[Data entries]

★ ★ ★ ★

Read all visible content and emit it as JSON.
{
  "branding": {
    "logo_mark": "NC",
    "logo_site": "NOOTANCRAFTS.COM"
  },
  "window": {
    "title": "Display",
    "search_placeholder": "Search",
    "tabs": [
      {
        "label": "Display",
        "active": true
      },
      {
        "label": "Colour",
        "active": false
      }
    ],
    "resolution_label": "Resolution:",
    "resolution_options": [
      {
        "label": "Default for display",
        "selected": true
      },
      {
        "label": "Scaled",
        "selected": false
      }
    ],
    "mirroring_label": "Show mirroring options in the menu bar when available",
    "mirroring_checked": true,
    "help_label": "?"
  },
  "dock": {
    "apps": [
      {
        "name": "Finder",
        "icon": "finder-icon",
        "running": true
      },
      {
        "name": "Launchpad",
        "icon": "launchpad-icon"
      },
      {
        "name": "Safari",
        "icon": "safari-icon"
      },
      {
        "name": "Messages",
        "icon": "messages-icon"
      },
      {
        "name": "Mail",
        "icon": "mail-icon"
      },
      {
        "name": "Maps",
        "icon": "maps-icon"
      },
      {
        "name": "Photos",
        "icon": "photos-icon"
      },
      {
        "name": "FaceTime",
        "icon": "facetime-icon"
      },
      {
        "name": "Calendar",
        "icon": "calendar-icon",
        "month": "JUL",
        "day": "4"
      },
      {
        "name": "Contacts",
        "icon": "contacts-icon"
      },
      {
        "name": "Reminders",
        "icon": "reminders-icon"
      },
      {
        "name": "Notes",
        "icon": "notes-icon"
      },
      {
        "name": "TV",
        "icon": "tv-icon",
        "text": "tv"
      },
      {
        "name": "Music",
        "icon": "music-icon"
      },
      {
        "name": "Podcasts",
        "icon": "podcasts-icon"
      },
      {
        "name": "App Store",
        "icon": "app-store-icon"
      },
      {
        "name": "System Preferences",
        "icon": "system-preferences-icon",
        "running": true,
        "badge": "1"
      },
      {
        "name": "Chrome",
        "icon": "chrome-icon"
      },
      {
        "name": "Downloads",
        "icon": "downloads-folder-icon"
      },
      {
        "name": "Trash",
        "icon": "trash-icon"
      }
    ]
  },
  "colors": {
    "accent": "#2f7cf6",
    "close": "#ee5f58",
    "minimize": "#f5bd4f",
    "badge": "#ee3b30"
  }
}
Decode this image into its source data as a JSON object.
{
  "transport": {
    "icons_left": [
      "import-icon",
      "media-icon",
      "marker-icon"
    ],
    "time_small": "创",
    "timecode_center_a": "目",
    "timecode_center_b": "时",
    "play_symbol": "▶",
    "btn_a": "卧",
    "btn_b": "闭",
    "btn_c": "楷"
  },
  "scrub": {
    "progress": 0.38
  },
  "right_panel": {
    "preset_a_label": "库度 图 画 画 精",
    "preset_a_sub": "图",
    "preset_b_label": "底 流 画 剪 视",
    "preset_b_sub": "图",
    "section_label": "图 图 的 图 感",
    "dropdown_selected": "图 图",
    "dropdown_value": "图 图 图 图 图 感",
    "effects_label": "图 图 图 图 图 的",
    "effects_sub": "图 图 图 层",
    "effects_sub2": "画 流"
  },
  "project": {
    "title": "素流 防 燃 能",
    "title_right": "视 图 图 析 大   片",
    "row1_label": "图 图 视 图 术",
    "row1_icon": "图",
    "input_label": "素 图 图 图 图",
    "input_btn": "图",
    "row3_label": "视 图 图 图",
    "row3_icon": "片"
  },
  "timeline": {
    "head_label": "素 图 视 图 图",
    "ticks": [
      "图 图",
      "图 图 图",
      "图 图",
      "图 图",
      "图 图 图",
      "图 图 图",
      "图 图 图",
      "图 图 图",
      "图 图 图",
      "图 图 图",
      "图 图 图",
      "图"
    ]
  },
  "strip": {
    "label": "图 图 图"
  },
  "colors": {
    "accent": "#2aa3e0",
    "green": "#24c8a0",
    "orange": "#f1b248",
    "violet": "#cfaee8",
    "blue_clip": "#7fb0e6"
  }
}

★ ★ ★ ★

> [Work required] Isolate the lines that hold the word "true" and copy all of them.

> [Answer for the task]
        "active": true
        "selected": true
    "mirroring_checked": true,
        "running": true
        "running": true,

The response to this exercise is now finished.